§ **GOAL**: Write out the material below exactly, beginning at the line that contains "Type out the text in this image." and ending with its last line, both ends included; write nothing else.

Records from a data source
——————————

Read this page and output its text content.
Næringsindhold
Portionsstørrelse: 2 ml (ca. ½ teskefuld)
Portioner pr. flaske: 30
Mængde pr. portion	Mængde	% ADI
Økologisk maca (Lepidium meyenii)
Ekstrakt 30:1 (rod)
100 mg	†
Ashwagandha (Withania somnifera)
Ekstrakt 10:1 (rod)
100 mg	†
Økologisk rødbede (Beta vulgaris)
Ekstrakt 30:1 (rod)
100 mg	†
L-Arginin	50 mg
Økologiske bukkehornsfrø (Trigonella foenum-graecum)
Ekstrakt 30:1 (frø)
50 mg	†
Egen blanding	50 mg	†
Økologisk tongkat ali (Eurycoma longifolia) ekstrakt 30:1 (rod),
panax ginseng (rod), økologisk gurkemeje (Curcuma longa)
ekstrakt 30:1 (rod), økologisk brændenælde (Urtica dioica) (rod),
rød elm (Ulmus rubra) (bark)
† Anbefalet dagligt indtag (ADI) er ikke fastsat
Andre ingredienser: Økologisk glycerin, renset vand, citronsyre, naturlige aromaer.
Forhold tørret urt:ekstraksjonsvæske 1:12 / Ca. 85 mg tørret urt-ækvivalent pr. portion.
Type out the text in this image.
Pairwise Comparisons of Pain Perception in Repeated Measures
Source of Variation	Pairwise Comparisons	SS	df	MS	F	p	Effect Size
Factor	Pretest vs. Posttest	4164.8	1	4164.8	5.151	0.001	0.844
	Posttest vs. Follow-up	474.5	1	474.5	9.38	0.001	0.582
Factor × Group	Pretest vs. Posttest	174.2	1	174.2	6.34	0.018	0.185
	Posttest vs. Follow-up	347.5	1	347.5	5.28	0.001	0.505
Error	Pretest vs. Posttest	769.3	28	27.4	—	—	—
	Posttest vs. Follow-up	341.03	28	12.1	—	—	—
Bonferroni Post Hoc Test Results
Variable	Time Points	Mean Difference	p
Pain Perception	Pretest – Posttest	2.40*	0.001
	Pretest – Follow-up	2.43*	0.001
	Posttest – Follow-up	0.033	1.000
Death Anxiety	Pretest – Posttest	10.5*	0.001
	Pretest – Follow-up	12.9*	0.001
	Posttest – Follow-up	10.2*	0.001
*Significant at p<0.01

——————————

§ **SOLUTION TO THIS EXERCISE**:
Type out the text in this image.
Pairwise Comparisons of Pain Perception in Repeated Measures
Source of Variation	Pairwise Comparisons	SS	df	MS	F	p	Effect Size
Factor	Pretest vs. Posttest	4164.8	1	4164.8	5.151	0.001	0.844
	Posttest vs. Follow-up	474.5	1	474.5	9.38	0.001	0.582
Factor × Group	Pretest vs. Posttest	174.2	1	174.2	6.34	0.018	0.185
	Posttest vs. Follow-up	347.5	1	347.5	5.28	0.001	0.505
Error	Pretest vs. Posttest	769.3	28	27.4	—	—	—
	Posttest vs. Follow-up	341.03	28	12.1	—	—	—
Bonferroni Post Hoc Test Results
Variable	Time Points	Mean Difference	p
Pain Perception	Pretest – Posttest	2.40*	0.001
	Pretest – Follow-up	2.43*	0.001
	Posttest – Follow-up	0.033	1.000
Death Anxiety	Pretest – Posttest	10.5*	0.001
	Pretest – Follow-up	12.9*	0.001
	Posttest – Follow-up	10.2*	0.001
*Significant at p<0.01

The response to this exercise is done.